* **STATED EXERCISE**
Return all lines that include the string "screenshot".

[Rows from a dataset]
════════

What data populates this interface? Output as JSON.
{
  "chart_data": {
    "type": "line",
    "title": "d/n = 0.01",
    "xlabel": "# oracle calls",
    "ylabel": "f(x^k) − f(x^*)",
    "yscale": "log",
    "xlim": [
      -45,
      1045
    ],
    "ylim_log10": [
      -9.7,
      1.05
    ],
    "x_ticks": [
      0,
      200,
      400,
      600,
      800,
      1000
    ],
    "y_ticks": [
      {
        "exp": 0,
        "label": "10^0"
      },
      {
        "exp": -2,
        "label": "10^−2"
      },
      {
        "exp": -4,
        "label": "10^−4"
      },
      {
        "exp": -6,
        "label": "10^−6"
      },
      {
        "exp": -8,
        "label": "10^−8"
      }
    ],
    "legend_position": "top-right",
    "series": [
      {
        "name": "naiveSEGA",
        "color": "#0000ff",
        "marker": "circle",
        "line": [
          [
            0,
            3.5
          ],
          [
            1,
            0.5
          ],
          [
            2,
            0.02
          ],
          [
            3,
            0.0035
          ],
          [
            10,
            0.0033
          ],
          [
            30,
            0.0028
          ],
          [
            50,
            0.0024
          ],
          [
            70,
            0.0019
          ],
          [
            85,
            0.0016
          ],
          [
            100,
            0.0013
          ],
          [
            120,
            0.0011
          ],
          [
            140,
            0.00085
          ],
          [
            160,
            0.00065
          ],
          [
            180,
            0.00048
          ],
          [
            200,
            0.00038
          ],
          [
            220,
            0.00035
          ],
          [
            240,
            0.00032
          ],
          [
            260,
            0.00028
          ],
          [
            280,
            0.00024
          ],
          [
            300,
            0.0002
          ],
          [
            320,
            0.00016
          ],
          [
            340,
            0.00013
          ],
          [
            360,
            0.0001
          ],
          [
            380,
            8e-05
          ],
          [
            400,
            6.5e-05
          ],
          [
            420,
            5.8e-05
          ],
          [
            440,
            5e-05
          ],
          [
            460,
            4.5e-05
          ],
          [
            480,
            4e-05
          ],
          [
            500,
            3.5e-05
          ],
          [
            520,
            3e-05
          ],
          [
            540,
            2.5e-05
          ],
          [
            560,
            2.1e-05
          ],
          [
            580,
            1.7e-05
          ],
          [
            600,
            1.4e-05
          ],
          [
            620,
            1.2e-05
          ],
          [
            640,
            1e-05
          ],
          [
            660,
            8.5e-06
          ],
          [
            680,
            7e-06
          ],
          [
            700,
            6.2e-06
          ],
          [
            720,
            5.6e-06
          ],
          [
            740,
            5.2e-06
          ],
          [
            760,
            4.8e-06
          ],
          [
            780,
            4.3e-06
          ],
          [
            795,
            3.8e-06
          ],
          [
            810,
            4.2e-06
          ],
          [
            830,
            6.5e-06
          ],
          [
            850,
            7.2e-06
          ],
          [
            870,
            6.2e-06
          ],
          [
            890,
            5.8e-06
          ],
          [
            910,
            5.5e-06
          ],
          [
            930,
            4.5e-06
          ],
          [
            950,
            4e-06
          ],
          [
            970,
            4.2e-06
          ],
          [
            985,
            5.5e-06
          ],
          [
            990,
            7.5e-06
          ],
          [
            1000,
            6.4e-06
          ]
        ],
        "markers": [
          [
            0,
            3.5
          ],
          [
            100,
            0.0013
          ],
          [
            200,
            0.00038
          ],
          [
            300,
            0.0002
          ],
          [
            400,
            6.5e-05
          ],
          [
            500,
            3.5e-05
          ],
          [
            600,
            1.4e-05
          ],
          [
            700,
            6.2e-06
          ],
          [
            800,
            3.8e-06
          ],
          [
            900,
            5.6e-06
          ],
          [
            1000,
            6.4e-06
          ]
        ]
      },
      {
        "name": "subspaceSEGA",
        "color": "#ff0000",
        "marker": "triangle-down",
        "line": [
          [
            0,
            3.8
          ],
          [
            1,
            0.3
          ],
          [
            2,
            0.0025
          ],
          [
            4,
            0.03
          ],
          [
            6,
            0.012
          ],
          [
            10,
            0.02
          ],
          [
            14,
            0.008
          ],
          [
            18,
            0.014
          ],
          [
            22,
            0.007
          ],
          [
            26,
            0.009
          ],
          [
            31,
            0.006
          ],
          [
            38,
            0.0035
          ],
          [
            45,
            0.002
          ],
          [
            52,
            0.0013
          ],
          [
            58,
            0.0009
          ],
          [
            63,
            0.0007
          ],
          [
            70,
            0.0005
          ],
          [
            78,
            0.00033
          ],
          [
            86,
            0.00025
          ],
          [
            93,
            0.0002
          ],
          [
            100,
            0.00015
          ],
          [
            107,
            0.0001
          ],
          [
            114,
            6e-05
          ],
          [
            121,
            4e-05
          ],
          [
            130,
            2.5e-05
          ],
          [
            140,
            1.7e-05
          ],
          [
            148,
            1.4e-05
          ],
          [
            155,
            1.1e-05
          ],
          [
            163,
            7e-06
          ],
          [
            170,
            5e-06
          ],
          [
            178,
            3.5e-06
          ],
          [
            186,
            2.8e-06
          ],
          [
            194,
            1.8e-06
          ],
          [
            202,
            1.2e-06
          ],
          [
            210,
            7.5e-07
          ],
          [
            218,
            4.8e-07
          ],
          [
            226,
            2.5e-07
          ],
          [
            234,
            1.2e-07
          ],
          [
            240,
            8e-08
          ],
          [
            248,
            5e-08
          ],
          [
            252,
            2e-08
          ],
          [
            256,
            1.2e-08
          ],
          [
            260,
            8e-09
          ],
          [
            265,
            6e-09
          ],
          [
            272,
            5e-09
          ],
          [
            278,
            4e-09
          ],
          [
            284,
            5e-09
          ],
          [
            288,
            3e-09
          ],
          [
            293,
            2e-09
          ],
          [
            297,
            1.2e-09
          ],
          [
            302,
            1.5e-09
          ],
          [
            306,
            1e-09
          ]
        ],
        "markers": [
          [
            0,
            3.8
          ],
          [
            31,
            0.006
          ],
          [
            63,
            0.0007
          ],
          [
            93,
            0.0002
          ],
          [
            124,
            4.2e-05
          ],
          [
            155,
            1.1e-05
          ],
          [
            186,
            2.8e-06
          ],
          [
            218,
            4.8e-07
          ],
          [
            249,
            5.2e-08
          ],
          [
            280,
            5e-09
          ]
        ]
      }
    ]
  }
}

════════

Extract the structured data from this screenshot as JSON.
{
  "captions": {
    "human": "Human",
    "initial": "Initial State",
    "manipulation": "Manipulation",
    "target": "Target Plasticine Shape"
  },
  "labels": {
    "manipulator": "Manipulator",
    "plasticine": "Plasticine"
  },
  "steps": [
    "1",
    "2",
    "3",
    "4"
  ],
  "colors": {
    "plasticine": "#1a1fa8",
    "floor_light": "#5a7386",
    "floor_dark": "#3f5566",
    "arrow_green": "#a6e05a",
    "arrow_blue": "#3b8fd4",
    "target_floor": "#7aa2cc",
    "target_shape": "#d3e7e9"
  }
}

════════

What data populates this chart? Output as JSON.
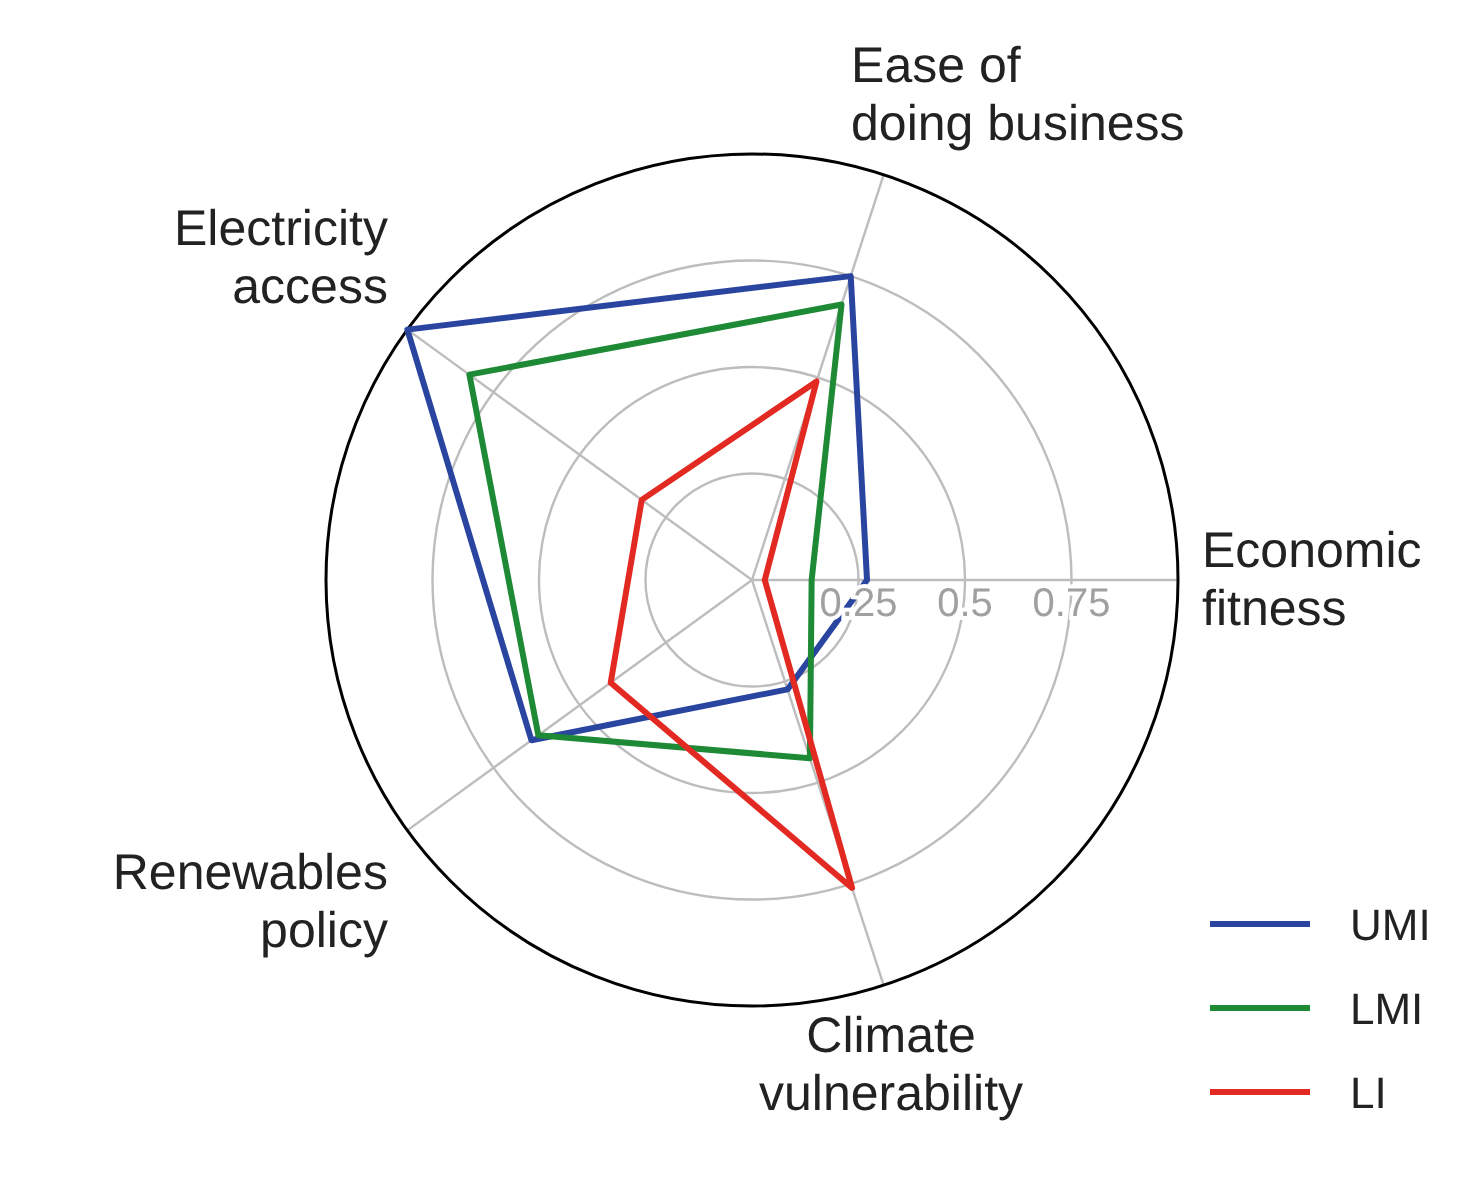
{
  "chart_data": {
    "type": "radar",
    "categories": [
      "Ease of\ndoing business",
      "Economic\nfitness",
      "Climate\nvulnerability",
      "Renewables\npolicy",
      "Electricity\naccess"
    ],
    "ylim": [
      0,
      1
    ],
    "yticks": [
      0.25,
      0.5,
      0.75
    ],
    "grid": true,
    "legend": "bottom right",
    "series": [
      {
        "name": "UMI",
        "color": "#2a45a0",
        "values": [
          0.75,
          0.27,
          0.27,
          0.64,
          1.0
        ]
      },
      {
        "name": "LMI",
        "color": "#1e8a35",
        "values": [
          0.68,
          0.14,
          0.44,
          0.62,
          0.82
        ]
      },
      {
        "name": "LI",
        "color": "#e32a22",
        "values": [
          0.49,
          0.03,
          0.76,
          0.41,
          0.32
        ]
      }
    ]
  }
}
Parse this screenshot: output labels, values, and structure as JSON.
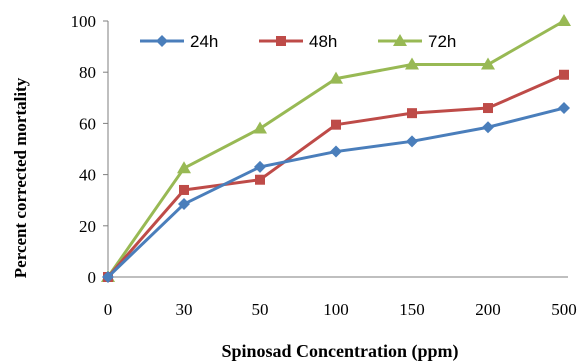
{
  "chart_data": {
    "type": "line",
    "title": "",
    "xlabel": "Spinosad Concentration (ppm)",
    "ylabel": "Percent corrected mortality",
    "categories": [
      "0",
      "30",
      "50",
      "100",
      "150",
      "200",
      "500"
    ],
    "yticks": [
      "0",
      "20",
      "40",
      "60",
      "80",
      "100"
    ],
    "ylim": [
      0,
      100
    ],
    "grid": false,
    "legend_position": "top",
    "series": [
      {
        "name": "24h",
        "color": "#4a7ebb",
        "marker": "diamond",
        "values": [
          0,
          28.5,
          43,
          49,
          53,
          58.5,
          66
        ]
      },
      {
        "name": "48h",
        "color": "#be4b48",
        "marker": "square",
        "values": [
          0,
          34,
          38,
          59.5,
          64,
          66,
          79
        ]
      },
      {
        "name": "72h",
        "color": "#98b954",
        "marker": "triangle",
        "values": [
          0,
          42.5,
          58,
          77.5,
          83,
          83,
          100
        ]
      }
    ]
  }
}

════════

* **ANSWER TO THE TASK**
Extract the structured data from this screenshot as JSON.
Parse this screenshot: output labels, values, and structure as JSON.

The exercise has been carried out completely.